** START OF Information given **

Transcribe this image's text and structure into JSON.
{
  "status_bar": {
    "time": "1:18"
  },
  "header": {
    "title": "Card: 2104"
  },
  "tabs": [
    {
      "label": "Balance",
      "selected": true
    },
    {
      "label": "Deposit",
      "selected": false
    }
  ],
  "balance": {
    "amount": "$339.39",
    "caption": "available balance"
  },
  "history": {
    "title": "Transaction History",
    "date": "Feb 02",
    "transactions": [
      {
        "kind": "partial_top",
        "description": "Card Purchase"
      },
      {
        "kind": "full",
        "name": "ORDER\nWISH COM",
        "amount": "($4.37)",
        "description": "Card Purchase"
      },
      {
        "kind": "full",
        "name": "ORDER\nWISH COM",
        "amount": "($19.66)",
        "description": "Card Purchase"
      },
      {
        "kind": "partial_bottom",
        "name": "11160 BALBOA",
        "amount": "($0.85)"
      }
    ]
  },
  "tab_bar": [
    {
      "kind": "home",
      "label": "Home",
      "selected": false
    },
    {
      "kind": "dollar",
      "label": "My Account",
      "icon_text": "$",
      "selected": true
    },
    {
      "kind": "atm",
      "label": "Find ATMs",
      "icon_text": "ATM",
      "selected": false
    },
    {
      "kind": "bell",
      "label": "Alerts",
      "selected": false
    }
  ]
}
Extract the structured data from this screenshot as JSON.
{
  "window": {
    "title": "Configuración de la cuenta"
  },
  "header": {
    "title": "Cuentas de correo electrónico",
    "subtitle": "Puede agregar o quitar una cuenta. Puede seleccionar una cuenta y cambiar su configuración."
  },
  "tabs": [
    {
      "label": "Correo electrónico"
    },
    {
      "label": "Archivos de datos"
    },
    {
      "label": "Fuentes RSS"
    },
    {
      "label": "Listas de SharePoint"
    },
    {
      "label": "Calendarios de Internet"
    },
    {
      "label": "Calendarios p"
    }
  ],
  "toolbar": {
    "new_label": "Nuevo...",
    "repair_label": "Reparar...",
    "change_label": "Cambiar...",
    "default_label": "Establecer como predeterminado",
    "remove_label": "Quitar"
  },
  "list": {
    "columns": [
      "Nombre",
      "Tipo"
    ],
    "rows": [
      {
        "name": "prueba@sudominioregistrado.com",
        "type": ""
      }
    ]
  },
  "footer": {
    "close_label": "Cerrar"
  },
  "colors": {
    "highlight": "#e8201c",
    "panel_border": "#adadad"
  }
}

** END OF Information given **

Every line from the line containing "Extract the structured" to the last line of the material above must be repeated exactly, and no other line.

Extract the structured data from this screenshot as JSON.
{
  "window": {
    "title": "Configuración de la cuenta"
  },
  "header": {
    "title": "Cuentas de correo electrónico",
    "subtitle": "Puede agregar o quitar una cuenta. Puede seleccionar una cuenta y cambiar su configuración."
  },
  "tabs": [
    {
      "label": "Correo electrónico"
    },
    {
      "label": "Archivos de datos"
    },
    {
      "label": "Fuentes RSS"
    },
    {
      "label": "Listas de SharePoint"
    },
    {
      "label": "Calendarios de Internet"
    },
    {
      "label": "Calendarios p"
    }
  ],
  "toolbar": {
    "new_label": "Nuevo...",
    "repair_label": "Reparar...",
    "change_label": "Cambiar...",
    "default_label": "Establecer como predeterminado",
    "remove_label": "Quitar"
  },
  "list": {
    "columns": [
      "Nombre",
      "Tipo"
    ],
    "rows": [
      {
        "name": "prueba@sudominioregistrado.com",
        "type": ""
      }
    ]
  },
  "footer": {
    "close_label": "Cerrar"
  },
  "colors": {
    "highlight": "#e8201c",
    "panel_border": "#adadad"
  }
}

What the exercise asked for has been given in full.